Short task: Read the lines that follow and pick out every one containing the word "très".

Recorded data:
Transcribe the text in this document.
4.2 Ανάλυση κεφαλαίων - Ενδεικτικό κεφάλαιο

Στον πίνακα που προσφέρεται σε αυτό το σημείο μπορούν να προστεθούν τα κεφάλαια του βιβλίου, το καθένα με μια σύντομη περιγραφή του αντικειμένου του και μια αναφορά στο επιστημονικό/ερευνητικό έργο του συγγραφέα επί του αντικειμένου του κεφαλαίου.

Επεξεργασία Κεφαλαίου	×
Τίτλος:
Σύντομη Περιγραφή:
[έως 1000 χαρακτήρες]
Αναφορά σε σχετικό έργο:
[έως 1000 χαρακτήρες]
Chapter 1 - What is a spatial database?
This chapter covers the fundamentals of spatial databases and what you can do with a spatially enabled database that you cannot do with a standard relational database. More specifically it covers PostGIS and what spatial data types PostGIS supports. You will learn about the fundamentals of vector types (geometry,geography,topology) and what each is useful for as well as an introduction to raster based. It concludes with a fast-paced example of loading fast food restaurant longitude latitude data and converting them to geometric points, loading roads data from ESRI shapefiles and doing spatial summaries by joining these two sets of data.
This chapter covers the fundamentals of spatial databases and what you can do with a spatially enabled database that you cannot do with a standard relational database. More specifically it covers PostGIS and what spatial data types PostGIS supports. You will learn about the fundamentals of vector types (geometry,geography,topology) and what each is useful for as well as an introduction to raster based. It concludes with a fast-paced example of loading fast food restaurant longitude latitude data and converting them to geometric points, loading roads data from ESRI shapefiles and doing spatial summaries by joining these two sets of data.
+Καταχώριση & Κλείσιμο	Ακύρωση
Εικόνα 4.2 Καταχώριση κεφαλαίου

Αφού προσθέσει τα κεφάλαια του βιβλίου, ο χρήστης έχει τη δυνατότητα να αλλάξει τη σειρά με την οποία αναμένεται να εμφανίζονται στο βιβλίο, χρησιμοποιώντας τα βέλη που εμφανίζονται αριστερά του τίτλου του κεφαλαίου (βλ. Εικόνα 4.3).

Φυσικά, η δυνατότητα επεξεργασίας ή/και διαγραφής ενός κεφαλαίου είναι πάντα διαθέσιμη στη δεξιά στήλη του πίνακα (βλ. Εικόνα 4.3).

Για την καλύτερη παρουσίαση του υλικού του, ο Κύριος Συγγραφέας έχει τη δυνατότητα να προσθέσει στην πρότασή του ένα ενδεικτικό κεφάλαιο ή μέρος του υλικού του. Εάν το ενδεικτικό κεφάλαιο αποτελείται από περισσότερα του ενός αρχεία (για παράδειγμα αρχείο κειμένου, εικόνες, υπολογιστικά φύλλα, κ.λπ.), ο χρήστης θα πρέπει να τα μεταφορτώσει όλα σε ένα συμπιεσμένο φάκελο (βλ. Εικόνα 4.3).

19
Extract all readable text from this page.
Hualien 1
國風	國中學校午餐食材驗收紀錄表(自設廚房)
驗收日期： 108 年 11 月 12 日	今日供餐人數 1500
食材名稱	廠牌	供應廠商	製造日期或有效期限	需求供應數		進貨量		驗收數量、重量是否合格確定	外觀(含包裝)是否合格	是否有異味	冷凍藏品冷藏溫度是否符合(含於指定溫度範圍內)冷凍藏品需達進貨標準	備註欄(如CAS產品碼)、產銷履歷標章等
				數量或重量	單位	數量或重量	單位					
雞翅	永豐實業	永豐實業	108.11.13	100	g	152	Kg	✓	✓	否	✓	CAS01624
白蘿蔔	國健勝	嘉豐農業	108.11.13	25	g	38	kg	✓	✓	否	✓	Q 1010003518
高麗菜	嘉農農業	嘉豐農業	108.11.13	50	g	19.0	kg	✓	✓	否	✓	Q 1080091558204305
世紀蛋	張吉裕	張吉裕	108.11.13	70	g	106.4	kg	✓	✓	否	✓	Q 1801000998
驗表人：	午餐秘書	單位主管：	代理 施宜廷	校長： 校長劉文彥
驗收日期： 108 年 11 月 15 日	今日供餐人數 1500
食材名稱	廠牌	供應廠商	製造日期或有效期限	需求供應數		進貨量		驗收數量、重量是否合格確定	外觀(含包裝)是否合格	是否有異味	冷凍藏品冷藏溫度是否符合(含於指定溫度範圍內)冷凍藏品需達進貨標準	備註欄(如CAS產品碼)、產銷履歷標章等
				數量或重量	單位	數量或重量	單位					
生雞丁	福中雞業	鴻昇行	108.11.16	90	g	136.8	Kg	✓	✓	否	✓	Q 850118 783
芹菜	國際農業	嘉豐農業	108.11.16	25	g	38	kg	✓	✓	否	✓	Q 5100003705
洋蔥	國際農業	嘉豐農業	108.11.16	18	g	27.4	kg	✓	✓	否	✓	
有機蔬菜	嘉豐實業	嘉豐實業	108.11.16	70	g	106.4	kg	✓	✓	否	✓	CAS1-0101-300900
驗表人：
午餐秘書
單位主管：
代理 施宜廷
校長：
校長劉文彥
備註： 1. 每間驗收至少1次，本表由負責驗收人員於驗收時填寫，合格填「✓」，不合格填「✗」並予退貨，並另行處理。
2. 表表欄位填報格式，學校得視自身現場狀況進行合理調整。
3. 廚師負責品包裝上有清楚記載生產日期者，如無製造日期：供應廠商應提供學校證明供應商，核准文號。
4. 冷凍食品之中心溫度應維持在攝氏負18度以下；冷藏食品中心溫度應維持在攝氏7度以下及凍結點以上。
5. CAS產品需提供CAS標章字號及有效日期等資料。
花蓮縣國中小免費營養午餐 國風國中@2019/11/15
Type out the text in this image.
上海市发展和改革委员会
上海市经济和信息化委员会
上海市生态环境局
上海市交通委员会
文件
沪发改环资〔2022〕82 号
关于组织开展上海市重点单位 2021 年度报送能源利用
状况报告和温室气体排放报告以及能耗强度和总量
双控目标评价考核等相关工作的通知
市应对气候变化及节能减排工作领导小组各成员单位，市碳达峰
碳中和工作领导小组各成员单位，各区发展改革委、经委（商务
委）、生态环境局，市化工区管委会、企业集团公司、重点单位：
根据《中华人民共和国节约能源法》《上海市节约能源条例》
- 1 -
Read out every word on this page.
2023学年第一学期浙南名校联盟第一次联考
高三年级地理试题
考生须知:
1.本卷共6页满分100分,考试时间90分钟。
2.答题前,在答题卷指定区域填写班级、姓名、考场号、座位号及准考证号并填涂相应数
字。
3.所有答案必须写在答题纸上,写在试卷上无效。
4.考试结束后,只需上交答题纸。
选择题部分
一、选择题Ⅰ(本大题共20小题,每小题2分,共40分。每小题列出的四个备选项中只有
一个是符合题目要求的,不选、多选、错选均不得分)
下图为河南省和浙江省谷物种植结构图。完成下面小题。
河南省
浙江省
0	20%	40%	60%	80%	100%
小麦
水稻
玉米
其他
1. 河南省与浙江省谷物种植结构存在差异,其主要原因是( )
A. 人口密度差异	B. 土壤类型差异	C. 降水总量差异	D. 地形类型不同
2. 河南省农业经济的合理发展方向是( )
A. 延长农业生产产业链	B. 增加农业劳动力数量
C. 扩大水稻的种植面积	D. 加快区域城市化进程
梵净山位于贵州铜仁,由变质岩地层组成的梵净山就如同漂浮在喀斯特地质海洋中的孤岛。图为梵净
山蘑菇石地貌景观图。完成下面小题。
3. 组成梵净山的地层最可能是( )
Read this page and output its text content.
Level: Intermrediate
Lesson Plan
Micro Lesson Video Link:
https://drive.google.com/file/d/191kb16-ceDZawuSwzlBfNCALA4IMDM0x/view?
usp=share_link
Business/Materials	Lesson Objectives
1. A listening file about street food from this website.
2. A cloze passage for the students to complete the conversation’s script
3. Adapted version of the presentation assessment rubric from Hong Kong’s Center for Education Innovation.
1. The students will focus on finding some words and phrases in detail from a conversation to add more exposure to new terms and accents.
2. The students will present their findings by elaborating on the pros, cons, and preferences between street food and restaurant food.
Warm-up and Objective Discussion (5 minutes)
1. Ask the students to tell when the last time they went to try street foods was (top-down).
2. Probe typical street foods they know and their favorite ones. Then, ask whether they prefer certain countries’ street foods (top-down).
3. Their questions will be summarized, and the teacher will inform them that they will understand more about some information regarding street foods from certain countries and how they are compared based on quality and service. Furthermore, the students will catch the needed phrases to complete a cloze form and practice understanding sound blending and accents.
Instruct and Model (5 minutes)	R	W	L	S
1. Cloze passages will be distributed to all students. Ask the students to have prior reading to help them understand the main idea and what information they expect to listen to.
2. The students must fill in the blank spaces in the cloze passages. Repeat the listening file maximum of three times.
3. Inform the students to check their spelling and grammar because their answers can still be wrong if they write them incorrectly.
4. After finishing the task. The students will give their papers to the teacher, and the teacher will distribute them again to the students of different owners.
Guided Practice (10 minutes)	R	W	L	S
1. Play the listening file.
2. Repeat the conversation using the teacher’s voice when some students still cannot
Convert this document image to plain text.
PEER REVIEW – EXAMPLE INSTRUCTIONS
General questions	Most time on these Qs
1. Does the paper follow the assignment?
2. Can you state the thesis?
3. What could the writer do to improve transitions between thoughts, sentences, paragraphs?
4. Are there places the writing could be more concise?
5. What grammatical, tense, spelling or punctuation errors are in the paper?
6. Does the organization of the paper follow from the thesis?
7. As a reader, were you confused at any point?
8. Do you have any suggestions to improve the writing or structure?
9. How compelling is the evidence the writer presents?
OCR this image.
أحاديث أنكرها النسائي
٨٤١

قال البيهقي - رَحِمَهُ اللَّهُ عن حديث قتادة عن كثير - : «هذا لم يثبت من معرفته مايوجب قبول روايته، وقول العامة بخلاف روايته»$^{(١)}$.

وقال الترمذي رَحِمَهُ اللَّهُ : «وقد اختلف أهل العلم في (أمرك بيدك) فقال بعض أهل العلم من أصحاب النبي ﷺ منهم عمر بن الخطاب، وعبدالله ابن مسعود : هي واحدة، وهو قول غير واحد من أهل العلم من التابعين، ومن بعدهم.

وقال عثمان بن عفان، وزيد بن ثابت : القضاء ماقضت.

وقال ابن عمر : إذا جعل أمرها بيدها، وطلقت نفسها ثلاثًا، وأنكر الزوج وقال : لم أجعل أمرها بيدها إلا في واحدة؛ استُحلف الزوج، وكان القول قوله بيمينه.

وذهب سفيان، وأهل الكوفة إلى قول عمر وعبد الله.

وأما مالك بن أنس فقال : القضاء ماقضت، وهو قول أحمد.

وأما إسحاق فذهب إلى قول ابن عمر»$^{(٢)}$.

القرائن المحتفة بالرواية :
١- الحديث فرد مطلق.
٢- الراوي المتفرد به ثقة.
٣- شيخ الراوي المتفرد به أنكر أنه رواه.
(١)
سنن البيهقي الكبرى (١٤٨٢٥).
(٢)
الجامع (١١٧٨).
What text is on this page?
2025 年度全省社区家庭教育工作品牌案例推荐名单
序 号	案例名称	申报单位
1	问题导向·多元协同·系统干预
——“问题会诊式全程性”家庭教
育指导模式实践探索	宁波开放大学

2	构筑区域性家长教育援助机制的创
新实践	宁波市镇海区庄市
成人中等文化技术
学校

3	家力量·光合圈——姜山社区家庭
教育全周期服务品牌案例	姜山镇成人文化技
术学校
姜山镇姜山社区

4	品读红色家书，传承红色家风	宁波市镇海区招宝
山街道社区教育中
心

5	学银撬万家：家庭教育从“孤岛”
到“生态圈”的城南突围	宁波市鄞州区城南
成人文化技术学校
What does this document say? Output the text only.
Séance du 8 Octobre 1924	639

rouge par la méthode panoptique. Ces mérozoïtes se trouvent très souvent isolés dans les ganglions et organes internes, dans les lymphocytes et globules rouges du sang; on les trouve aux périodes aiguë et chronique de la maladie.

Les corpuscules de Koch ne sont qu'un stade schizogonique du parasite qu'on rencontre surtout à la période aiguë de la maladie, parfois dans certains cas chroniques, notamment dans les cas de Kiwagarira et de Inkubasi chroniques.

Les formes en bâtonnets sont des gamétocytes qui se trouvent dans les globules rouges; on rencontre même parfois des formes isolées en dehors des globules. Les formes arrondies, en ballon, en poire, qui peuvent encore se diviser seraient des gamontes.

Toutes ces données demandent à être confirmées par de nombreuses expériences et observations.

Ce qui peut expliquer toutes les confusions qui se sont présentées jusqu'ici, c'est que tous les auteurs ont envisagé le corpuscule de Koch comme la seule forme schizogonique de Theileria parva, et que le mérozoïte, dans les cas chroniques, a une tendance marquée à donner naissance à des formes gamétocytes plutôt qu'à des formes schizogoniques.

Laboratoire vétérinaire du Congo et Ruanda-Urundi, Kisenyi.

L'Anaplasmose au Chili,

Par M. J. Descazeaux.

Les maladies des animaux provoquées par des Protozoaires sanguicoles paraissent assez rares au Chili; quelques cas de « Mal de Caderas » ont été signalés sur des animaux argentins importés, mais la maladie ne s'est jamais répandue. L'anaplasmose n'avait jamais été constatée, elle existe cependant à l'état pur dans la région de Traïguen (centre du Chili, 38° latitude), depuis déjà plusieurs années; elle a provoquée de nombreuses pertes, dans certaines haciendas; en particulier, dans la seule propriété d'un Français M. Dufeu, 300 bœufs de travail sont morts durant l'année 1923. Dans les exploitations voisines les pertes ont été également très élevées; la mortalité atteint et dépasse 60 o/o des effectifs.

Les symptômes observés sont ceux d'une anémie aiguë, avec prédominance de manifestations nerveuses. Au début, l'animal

Answer for this exercise:
rouge par la méthode panoptique. Ces mérozoïtes se trouvent très souvent isolés dans les ganglions et organes internes, dans les lymphocytes et globules rouges du sang; on les trouve aux périodes aiguë et chronique de la maladie.
Les maladies des animaux provoquées par des Protozoaires sanguicoles paraissent assez rares au Chili; quelques cas de « Mal de Caderas » ont été signalés sur des animaux argentins importés, mais la maladie ne s'est jamais répandue. L'anaplasmose n'avait jamais été constatée, elle existe cependant à l'état pur dans la région de Traïguen (centre du Chili, 38° latitude), depuis déjà plusieurs années; elle a provoquée de nombreuses pertes, dans certaines haciendas; en particulier, dans la seule propriété d'un Français M. Dufeu, 300 bœufs de travail sont morts durant l'année 1923. Dans les exploitations voisines les pertes ont été également très élevées; la mortalité atteint et dépasse 60 o/o des effectifs.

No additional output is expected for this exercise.